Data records
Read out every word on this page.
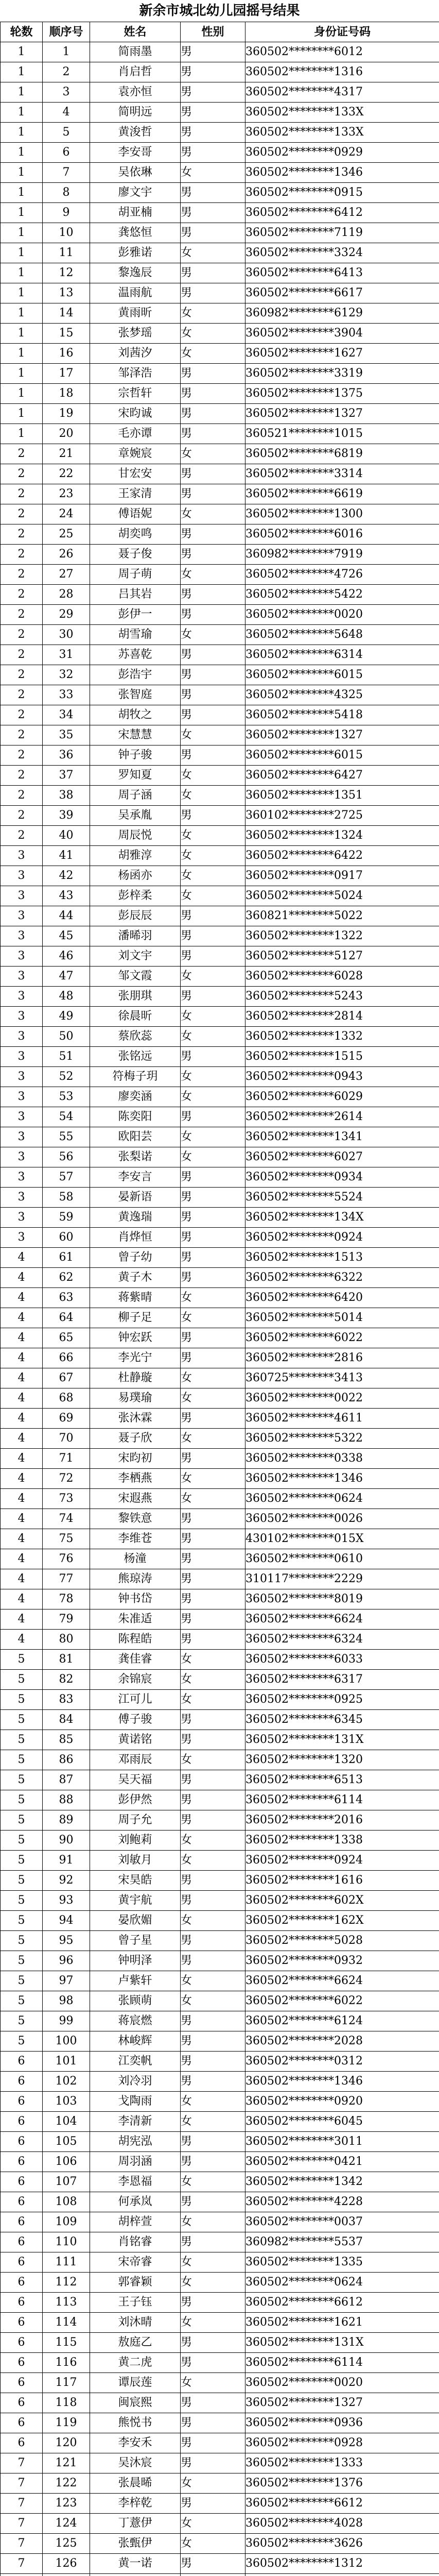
新余市城北幼儿园摇号结果
轮数	顺序号	姓名	性别	身份证号码
1	1	简雨墨	男	360502********6012
1	2	肖启哲	男	360502********1316
1	3	袁亦恒	男	360502********4317
1	4	简明远	男	360502********133X
1	5	黄浚哲	男	360502********133X
1	6	李安哥	男	360502********0929
1	7	吴依琳	女	360502********1346
1	8	廖文宇	男	360502********0915
1	9	胡亚楠	男	360502********6412
1	10	龚悠恒	男	360502********7119
1	11	彭雅诺	女	360502********3324
1	12	黎逸辰	男	360502********6413
1	13	温雨航	男	360502********6617
1	14	黄雨昕	女	360982********6129
1	15	张梦瑶	女	360502********3904
1	16	刘茜汐	女	360502********1627
1	17	邹泽浩	男	360502********3319
1	18	宗哲轩	男	360502********1375
1	19	宋昀诚	男	360502********1327
1	20	毛亦谭	男	360521********1015
2	21	章婉宸	女	360502********6819
2	22	甘宏安	男	360502********3314
2	23	王家清	男	360502********6619
2	24	傅语妮	女	360502********1300
2	25	胡奕鸣	男	360502********6016
2	26	聂子俊	男	360982********7919
2	27	周子萌	女	360502********4726
2	28	吕其岩	男	360502********5422
2	29	彭伊一	男	360502********0020
2	30	胡雪瑜	女	360502********5648
2	31	苏喜乾	男	360502********6314
2	32	彭浩宇	男	360502********6015
2	33	张智庭	男	360502********4325
2	34	胡牧之	男	360502********5418
2	35	宋慧慧	女	360502********1327
2	36	钟子骏	男	360502********6015
2	37	罗知夏	女	360502********6427
2	38	周子涵	女	360502********1351
2	39	吴承胤	男	360102********2725
2	40	周辰悦	女	360502********1324
3	41	胡雅淳	女	360502********6422
3	42	杨函亦	女	360502********0917
3	43	彭梓柔	女	360502********5024
3	44	彭辰辰	男	360821********5022
3	45	潘晞羽	男	360502********1322
3	46	刘文宇	男	360502********5127
3	47	邹文霞	女	360502********6028
3	48	张朋琪	男	360502********5243
3	49	徐晨昕	女	360502********2814
3	50	蔡欣蕊	女	360502********1332
3	51	张铭远	男	360502********1515
3	52	符梅子玥	女	360502********0943
3	53	廖奕涵	女	360502********6029
3	54	陈奕阳	男	360502********2614
3	55	欧阳芸	女	360502********1341
3	56	张梨诺	女	360502********6027
3	57	李安言	男	360502********0934
3	58	晏新语	男	360502********5524
3	59	黄逸瑞	男	360502********134X
3	60	肖烨恒	男	360502********0924
4	61	曾子幼	男	360502********1513
4	62	黄子木	男	360502********6322
4	63	蒋紫晴	女	360502********6420
4	64	柳子足	女	360502********5014
4	65	钟宏跃	男	360502********6022
4	66	李光宁	男	360502********2816
4	67	杜静璇	女	360725********3413
4	68	易璞瑜	女	360502********0022
4	69	张沐霖	男	360502********4611
4	70	聂子欣	女	360502********5322
4	71	宋昀初	男	360502********0338
4	72	李栖燕	女	360502********1346
4	73	宋遐燕	女	360502********0624
4	74	黎铁意	男	360502********0026
4	75	李维苍	男	430102********015X
4	76	杨潼	男	360502********0610
4	77	熊琼涛	男	310117********2229
4	78	钟书岱	男	360502********8019
4	79	朱准适	男	360502********6624
4	80	陈程皓	男	360502********6324
5	81	龚佳睿	女	360502********6033
5	82	余锦宸	女	360502********6317
5	83	江可儿	女	360502********0925
5	84	傅子骏	男	360502********6345
5	85	黄诺铭	男	360502********131X
5	86	邓雨辰	女	360502********1320
5	87	吴天福	男	360502********6513
5	88	彭伊然	男	360502********6114
5	89	周子允	男	360502********2016
5	90	刘鲍莉	女	360502********1338
5	91	刘敏月	女	360502********0924
5	92	宋昊皓	男	360502********1616
5	93	黄宇航	男	360502********602X
5	94	晏欣媚	女	360502********162X
5	95	曾子星	男	360502********5028
5	96	钟明泽	男	360502********0932
5	97	卢紫轩	女	360502********6624
5	98	张顾萌	女	360502********6022
5	99	蒋宸燃	男	360502********6124
5	100	林峻辉	男	360502********2028
6	101	江奕帆	男	360502********0312
6	102	刘冷羽	男	360502********1346
6	103	戈陶雨	女	360502********0920
6	104	李清新	女	360502********6045
6	105	胡宪泓	男	360502********3011
6	106	周羽涵	男	360502********0421
6	107	李恩福	女	360502********1342
6	108	何承岚	男	360502********4228
6	109	胡梓萱	女	360502********0037
6	110	肖铭睿	男	360982********5537
6	111	宋帝睿	女	360502********1335
6	112	郭睿颖	女	360502********0624
6	113	王子钰	男	360502********6612
6	114	刘沐晴	女	360502********1621
6	115	敖庭乙	男	360502********131X
6	116	黄二虎	男	360502********6114
6	117	谭辰莲	女	360502********0020
6	118	闽宸熙	男	360502********1327
6	119	熊悦书	男	360502********0936
6	120	李安禾	男	360502********0928
7	121	吴沐宸	男	360502********1333
7	122	张晨晞	女	360502********1376
7	123	李梓乾	男	360502********6612
7	124	丁薏伊	女	360502********4028
7	125	张甄伊	女	360502********3626
7	126	黄一诺	男	360502********1312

> _Task to carry out_: Quote each entry above verbatim and drop the pictures.

> _Complete output_:
Read out every word on this page.
新余市城北幼儿园摇号结果
轮数	顺序号	姓名	性别	身份证号码
1	1	简雨墨	男	360502********6012
1	2	肖启哲	男	360502********1316
1	3	袁亦恒	男	360502********4317
1	4	简明远	男	360502********133X
1	5	黄浚哲	男	360502********133X
1	6	李安哥	男	360502********0929
1	7	吴依琳	女	360502********1346
1	8	廖文宇	男	360502********0915
1	9	胡亚楠	男	360502********6412
1	10	龚悠恒	男	360502********7119
1	11	彭雅诺	女	360502********3324
1	12	黎逸辰	男	360502********6413
1	13	温雨航	男	360502********6617
1	14	黄雨昕	女	360982********6129
1	15	张梦瑶	女	360502********3904
1	16	刘茜汐	女	360502********1627
1	17	邹泽浩	男	360502********3319
1	18	宗哲轩	男	360502********1375
1	19	宋昀诚	男	360502********1327
1	20	毛亦谭	男	360521********1015
2	21	章婉宸	女	360502********6819
2	22	甘宏安	男	360502********3314
2	23	王家清	男	360502********6619
2	24	傅语妮	女	360502********1300
2	25	胡奕鸣	男	360502********6016
2	26	聂子俊	男	360982********7919
2	27	周子萌	女	360502********4726
2	28	吕其岩	男	360502********5422
2	29	彭伊一	男	360502********0020
2	30	胡雪瑜	女	360502********5648
2	31	苏喜乾	男	360502********6314
2	32	彭浩宇	男	360502********6015
2	33	张智庭	男	360502********4325
2	34	胡牧之	男	360502********5418
2	35	宋慧慧	女	360502********1327
2	36	钟子骏	男	360502********6015
2	37	罗知夏	女	360502********6427
2	38	周子涵	女	360502********1351
2	39	吴承胤	男	360102********2725
2	40	周辰悦	女	360502********1324
3	41	胡雅淳	女	360502********6422
3	42	杨函亦	女	360502********0917
3	43	彭梓柔	女	360502********5024
3	44	彭辰辰	男	360821********5022
3	45	潘晞羽	男	360502********1322
3	46	刘文宇	男	360502********5127
3	47	邹文霞	女	360502********6028
3	48	张朋琪	男	360502********5243
3	49	徐晨昕	女	360502********2814
3	50	蔡欣蕊	女	360502********1332
3	51	张铭远	男	360502********1515
3	52	符梅子玥	女	360502********0943
3	53	廖奕涵	女	360502********6029
3	54	陈奕阳	男	360502********2614
3	55	欧阳芸	女	360502********1341
3	56	张梨诺	女	360502********6027
3	57	李安言	男	360502********0934
3	58	晏新语	男	360502********5524
3	59	黄逸瑞	男	360502********134X
3	60	肖烨恒	男	360502********0924
4	61	曾子幼	男	360502********1513
4	62	黄子木	男	360502********6322
4	63	蒋紫晴	女	360502********6420
4	64	柳子足	女	360502********5014
4	65	钟宏跃	男	360502********6022
4	66	李光宁	男	360502********2816
4	67	杜静璇	女	360725********3413
4	68	易璞瑜	女	360502********0022
4	69	张沐霖	男	360502********4611
4	70	聂子欣	女	360502********5322
4	71	宋昀初	男	360502********0338
4	72	李栖燕	女	360502********1346
4	73	宋遐燕	女	360502********0624
4	74	黎铁意	男	360502********0026
4	75	李维苍	男	430102********015X
4	76	杨潼	男	360502********0610
4	77	熊琼涛	男	310117********2229
4	78	钟书岱	男	360502********8019
4	79	朱准适	男	360502********6624
4	80	陈程皓	男	360502********6324
5	81	龚佳睿	女	360502********6033
5	82	余锦宸	女	360502********6317
5	83	江可儿	女	360502********0925
5	84	傅子骏	男	360502********6345
5	85	黄诺铭	男	360502********131X
5	86	邓雨辰	女	360502********1320
5	87	吴天福	男	360502********6513
5	88	彭伊然	男	360502********6114
5	89	周子允	男	360502********2016
5	90	刘鲍莉	女	360502********1338
5	91	刘敏月	女	360502********0924
5	92	宋昊皓	男	360502********1616
5	93	黄宇航	男	360502********602X
5	94	晏欣媚	女	360502********162X
5	95	曾子星	男	360502********5028
5	96	钟明泽	男	360502********0932
5	97	卢紫轩	女	360502********6624
5	98	张顾萌	女	360502********6022
5	99	蒋宸燃	男	360502********6124
5	100	林峻辉	男	360502********2028
6	101	江奕帆	男	360502********0312
6	102	刘冷羽	男	360502********1346
6	103	戈陶雨	女	360502********0920
6	104	李清新	女	360502********6045
6	105	胡宪泓	男	360502********3011
6	106	周羽涵	男	360502********0421
6	107	李恩福	女	360502********1342
6	108	何承岚	男	360502********4228
6	109	胡梓萱	女	360502********0037
6	110	肖铭睿	男	360982********5537
6	111	宋帝睿	女	360502********1335
6	112	郭睿颖	女	360502********0624
6	113	王子钰	男	360502********6612
6	114	刘沐晴	女	360502********1621
6	115	敖庭乙	男	360502********131X
6	116	黄二虎	男	360502********6114
6	117	谭辰莲	女	360502********0020
6	118	闽宸熙	男	360502********1327
6	119	熊悦书	男	360502********0936
6	120	李安禾	男	360502********0928
7	121	吴沐宸	男	360502********1333
7	122	张晨晞	女	360502********1376
7	123	李梓乾	男	360502********6612
7	124	丁薏伊	女	360502********4028
7	125	张甄伊	女	360502********3626
7	126	黄一诺	男	360502********1312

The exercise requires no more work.